[Exercise aim]
Spot every line with the word "plugin" and return it.
⟨
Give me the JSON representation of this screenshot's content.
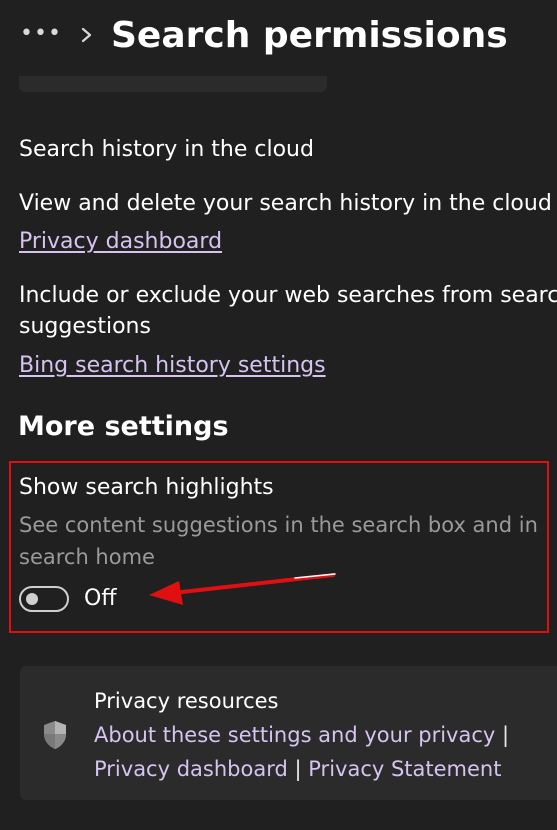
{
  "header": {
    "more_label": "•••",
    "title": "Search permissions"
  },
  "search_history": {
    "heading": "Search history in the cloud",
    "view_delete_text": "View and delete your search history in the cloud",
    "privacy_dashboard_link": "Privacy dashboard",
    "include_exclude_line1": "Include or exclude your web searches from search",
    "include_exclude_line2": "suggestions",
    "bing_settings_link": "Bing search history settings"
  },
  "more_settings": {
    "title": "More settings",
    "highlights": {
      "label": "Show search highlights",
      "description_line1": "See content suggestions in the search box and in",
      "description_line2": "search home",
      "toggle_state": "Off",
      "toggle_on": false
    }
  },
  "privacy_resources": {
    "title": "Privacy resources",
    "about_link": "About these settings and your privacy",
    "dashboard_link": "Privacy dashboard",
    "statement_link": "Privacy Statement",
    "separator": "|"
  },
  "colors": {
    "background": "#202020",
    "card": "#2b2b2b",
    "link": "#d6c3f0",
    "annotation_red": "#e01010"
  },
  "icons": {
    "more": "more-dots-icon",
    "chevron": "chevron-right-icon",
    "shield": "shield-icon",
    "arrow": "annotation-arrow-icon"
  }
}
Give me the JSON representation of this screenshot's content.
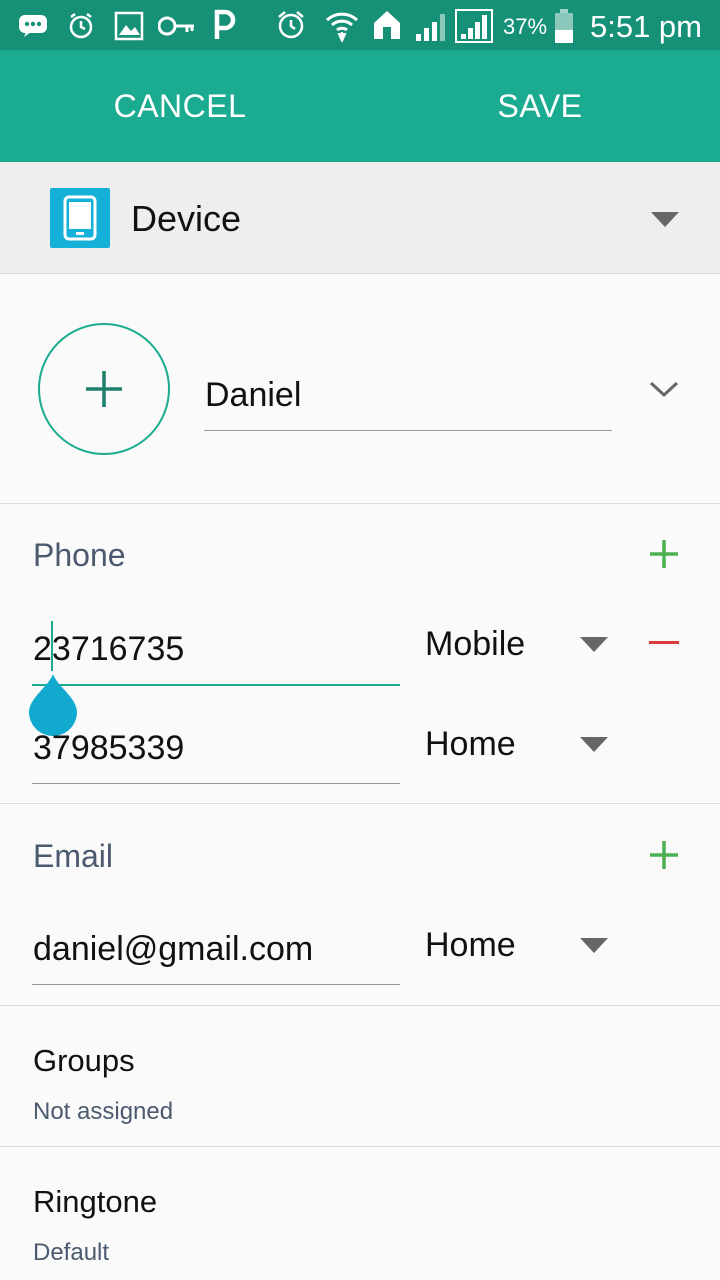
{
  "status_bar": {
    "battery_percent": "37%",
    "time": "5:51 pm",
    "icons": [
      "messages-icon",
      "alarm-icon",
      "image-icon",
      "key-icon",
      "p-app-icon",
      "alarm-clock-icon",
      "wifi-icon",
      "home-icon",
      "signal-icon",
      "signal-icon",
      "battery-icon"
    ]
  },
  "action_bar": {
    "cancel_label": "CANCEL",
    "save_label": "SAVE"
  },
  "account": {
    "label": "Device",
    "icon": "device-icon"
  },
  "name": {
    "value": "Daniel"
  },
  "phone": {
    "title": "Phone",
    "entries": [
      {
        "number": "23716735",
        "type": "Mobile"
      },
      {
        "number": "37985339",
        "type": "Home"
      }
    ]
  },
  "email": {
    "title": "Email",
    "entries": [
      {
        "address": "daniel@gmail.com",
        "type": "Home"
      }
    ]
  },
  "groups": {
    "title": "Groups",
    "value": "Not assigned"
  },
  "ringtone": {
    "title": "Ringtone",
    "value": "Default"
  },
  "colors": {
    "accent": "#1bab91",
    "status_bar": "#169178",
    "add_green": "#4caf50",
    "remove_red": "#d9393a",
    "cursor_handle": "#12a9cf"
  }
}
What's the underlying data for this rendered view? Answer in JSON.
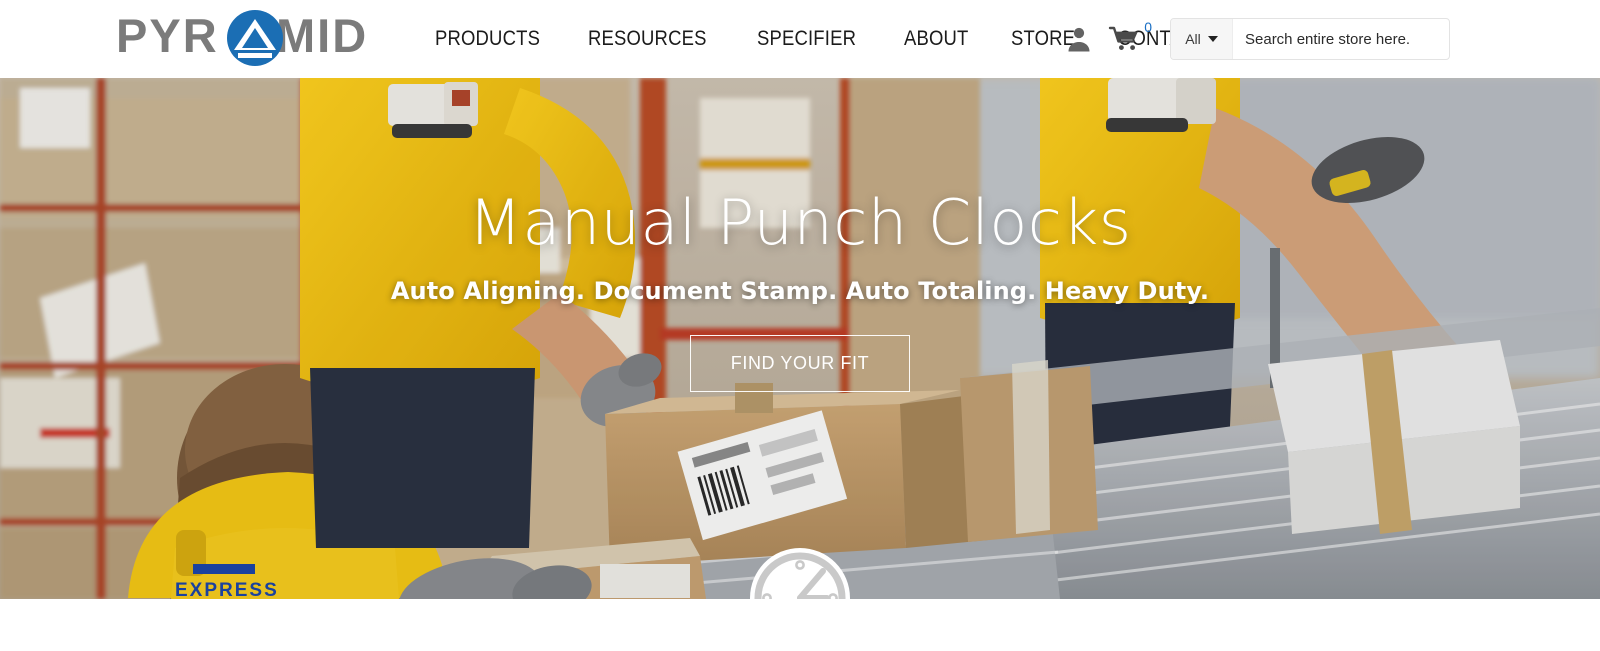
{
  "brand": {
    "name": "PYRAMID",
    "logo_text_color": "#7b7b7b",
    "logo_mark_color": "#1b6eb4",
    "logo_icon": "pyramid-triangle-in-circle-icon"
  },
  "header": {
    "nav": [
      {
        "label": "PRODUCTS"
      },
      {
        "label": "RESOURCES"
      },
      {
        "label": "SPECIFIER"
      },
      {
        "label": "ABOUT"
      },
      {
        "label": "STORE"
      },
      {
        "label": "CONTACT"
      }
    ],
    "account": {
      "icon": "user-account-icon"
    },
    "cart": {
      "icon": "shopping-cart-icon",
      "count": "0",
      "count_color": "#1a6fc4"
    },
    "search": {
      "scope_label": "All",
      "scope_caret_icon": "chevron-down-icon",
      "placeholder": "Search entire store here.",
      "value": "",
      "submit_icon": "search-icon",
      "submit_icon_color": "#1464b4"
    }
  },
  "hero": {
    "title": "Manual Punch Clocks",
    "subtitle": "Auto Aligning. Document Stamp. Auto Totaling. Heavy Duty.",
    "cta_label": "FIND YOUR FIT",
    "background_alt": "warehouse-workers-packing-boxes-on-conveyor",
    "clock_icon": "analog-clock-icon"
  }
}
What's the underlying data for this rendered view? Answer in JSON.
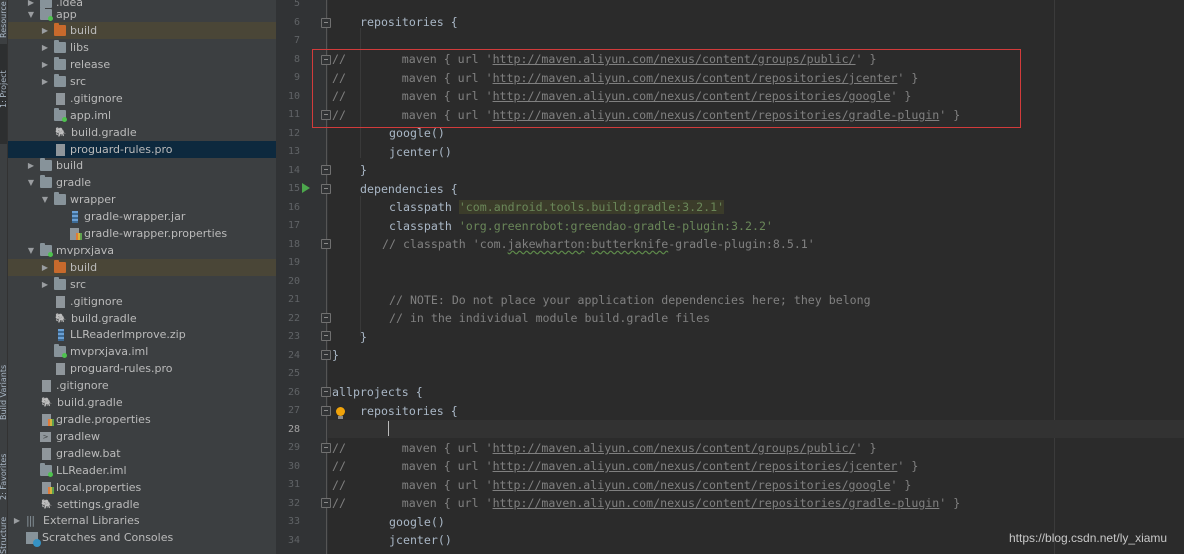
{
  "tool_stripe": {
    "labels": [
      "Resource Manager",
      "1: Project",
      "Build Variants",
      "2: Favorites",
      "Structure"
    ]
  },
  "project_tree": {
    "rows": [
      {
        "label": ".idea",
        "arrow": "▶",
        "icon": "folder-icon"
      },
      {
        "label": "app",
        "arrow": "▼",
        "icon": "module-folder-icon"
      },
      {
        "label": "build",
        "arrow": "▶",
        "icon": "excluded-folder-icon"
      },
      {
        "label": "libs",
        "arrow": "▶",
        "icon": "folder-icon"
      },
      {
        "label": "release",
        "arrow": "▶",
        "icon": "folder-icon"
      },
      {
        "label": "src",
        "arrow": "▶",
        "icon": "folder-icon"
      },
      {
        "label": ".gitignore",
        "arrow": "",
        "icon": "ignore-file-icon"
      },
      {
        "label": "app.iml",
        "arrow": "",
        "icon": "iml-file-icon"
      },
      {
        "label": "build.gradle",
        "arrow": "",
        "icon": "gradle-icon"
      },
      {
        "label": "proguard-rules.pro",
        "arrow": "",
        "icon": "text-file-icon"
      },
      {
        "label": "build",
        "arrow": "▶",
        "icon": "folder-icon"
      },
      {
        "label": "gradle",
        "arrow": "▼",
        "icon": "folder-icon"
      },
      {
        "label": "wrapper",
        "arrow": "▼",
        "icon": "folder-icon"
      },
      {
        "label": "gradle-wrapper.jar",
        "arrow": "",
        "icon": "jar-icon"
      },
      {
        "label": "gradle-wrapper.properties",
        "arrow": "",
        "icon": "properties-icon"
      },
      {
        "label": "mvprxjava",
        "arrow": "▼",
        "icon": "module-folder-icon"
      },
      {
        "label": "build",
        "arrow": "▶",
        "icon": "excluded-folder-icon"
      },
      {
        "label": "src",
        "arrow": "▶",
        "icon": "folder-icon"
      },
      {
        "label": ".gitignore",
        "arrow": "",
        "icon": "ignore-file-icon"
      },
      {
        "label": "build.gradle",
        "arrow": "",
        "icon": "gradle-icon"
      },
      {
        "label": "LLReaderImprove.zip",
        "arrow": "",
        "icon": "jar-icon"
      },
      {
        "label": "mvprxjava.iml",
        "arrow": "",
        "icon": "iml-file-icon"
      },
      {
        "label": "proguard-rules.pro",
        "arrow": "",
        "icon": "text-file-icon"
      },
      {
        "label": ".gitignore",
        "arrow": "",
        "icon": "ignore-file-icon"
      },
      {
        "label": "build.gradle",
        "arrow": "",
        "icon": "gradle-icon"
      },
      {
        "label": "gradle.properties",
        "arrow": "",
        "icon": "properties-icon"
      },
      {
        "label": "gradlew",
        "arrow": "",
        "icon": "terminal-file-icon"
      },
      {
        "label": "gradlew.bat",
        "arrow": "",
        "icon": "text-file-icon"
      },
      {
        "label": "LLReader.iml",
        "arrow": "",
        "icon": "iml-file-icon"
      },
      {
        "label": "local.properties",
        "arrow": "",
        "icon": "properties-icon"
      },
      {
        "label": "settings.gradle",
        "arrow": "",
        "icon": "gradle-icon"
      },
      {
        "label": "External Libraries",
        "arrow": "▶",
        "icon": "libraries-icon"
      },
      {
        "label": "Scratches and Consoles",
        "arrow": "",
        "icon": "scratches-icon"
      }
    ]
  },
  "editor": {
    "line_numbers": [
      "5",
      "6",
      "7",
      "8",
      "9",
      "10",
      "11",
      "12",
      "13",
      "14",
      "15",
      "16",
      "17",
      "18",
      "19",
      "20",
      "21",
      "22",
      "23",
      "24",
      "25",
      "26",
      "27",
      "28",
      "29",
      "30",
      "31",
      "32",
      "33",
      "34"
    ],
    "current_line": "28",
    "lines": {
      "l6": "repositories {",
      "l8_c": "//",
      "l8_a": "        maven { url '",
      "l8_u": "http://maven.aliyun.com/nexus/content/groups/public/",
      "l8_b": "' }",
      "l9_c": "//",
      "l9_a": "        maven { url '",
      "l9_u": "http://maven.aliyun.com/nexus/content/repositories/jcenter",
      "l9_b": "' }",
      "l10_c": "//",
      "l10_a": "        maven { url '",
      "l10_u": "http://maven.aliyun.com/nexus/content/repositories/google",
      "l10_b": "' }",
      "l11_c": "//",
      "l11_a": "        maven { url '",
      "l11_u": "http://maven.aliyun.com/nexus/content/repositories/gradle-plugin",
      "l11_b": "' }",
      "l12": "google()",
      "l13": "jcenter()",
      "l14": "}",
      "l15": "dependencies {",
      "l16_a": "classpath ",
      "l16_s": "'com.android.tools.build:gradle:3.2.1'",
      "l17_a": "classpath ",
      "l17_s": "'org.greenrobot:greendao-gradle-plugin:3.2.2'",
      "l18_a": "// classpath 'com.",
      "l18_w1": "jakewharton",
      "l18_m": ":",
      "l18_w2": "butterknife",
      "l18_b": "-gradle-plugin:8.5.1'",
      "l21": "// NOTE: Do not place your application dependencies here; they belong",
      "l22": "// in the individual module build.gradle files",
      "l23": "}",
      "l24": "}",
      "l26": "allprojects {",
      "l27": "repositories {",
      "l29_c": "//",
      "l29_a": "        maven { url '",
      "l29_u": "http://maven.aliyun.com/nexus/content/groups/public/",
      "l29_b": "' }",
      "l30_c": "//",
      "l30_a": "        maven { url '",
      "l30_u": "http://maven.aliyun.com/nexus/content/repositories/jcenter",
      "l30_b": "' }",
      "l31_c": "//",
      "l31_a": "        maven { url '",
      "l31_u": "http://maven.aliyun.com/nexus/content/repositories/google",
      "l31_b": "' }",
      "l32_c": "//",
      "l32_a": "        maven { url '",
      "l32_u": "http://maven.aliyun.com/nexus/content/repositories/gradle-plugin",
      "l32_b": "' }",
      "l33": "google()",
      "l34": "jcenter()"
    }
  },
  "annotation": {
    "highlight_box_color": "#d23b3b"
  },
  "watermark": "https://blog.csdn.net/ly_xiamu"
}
⟩
[Exercise solution]
      "l11_u": "http://maven.aliyun.com/nexus/content/repositories/gradle-plugin",
      "l17_s": "'org.greenrobot:greendao-gradle-plugin:3.2.2'",
      "l18_b": "-gradle-plugin:8.5.1'",
      "l32_u": "http://maven.aliyun.com/nexus/content/repositories/gradle-plugin",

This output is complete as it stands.